## [Task goal]
Report only the number of lines that hold the word "Kümülatif".

* begin The input *

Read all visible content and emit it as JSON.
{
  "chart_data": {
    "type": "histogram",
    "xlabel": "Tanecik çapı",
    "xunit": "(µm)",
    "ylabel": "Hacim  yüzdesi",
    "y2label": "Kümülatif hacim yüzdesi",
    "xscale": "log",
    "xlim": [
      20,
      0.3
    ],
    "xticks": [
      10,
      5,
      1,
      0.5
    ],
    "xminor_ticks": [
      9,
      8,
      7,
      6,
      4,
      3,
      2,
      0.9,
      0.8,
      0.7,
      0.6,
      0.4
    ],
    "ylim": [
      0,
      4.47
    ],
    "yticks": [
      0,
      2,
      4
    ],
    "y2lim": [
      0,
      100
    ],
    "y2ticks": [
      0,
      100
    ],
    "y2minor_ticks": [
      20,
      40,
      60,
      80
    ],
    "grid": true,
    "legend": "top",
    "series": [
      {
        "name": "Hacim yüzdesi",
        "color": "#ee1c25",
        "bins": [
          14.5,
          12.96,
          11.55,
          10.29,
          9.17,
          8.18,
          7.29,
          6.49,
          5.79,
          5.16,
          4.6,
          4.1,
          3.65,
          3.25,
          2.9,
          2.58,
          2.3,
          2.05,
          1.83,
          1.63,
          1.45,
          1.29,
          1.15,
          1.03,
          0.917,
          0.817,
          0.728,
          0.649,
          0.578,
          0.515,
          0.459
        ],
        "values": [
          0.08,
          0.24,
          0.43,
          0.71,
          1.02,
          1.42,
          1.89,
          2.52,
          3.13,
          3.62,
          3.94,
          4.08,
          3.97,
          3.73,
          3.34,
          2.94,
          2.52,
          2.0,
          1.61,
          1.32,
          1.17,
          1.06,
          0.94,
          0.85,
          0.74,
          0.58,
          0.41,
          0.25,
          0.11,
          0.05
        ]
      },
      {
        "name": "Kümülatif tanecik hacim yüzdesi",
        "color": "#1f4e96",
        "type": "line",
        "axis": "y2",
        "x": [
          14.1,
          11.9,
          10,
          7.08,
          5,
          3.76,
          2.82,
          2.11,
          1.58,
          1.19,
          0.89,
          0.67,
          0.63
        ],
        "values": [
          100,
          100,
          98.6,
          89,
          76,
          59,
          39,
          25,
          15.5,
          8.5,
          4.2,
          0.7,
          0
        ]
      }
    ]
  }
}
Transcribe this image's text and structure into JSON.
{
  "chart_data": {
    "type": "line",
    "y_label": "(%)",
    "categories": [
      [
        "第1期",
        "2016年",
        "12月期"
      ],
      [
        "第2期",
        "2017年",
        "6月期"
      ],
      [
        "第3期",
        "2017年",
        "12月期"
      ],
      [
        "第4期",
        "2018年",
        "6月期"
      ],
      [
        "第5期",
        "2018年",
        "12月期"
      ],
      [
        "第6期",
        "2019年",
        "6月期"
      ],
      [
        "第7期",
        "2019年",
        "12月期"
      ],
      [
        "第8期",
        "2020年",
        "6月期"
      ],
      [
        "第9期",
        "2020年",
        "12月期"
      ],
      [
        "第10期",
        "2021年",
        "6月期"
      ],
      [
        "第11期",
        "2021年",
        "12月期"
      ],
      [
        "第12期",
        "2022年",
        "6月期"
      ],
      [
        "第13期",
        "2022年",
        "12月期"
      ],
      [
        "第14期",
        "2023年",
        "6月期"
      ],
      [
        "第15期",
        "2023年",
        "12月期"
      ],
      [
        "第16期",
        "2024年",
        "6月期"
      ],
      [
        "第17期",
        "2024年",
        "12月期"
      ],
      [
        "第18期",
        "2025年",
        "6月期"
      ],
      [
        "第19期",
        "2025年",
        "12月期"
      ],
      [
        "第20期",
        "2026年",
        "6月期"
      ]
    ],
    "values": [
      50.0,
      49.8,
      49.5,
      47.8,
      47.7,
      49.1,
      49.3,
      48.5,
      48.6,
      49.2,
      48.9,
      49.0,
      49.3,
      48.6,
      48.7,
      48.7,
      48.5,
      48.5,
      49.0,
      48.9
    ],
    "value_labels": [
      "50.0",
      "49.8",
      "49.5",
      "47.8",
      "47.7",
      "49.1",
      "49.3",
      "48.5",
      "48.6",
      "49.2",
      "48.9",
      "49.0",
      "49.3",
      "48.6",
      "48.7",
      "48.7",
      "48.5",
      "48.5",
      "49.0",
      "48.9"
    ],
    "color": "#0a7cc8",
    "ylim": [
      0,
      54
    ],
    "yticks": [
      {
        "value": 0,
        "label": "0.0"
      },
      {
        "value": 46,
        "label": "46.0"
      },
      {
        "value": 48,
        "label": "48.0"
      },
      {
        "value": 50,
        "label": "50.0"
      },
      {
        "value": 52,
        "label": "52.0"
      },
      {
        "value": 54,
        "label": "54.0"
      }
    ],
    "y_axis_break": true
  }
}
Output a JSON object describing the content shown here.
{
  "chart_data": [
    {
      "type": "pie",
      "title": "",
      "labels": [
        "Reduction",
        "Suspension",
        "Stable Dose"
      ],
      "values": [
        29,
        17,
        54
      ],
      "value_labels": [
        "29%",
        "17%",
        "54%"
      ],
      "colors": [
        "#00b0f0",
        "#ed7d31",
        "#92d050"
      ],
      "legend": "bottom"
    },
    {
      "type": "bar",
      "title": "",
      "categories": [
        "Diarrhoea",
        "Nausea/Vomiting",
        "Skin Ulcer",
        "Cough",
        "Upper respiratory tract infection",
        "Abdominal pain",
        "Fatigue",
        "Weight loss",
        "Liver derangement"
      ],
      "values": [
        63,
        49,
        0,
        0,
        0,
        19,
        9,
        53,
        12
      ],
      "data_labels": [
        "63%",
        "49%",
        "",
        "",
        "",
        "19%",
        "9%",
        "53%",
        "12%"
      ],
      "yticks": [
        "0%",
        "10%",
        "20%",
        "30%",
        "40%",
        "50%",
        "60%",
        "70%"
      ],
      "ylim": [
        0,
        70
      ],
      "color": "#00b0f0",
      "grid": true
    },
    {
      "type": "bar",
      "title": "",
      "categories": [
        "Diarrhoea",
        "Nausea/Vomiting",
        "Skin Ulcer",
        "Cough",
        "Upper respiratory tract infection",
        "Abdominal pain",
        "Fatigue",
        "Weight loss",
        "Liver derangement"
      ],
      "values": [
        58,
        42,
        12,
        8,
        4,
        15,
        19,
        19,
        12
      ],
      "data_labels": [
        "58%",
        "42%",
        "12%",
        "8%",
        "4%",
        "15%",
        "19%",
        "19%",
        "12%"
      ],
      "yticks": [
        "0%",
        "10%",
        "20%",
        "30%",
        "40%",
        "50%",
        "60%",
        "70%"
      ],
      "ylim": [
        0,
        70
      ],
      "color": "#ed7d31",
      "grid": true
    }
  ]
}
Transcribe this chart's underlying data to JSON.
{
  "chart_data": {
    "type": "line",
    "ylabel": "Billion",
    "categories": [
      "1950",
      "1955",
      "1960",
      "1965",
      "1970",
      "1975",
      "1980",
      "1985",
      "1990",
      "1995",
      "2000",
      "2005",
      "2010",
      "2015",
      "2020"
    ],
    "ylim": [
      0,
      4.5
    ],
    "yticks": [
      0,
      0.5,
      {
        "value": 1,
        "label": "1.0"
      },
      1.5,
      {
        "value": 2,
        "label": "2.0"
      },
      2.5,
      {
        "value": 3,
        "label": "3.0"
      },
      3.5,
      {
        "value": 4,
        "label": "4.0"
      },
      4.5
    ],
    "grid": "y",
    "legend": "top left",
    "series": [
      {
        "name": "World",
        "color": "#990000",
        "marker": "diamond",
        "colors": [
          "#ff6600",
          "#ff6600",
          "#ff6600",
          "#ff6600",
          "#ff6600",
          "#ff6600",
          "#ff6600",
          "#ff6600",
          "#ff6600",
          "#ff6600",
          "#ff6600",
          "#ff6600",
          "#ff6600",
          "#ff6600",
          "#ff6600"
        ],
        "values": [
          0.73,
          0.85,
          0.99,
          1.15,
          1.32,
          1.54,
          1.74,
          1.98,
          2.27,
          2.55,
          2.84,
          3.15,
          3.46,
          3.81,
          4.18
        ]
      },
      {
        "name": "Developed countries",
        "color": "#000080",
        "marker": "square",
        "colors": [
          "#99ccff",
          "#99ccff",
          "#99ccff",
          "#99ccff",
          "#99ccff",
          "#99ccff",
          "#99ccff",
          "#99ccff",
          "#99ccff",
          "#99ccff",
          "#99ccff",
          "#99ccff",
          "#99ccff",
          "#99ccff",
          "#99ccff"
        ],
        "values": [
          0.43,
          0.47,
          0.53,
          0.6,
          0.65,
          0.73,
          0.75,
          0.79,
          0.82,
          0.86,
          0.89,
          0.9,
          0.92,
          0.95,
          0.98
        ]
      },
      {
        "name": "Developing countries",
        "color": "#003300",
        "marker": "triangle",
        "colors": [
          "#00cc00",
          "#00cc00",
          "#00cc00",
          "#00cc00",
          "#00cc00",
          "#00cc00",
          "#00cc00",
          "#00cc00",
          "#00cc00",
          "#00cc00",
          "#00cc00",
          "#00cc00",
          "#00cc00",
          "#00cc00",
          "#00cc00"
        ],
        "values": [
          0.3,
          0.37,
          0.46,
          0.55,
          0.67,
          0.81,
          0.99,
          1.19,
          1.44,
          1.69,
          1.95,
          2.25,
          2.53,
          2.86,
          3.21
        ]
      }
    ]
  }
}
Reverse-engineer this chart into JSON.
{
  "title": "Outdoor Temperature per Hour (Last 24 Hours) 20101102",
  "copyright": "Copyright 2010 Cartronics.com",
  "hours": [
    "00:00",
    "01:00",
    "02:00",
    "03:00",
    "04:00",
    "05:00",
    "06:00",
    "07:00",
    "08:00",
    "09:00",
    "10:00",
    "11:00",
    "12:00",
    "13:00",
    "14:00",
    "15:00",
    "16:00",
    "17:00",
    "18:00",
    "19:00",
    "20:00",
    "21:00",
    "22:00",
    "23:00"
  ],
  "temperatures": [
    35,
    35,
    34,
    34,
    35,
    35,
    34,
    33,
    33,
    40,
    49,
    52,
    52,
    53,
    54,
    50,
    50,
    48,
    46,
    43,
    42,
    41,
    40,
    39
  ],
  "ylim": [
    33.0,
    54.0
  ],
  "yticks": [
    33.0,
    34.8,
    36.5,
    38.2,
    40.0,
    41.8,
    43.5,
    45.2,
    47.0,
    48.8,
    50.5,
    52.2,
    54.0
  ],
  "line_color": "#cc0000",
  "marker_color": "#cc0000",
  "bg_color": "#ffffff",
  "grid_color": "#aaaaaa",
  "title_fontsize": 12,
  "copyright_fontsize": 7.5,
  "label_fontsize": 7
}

* end The input *

## [Written response]
2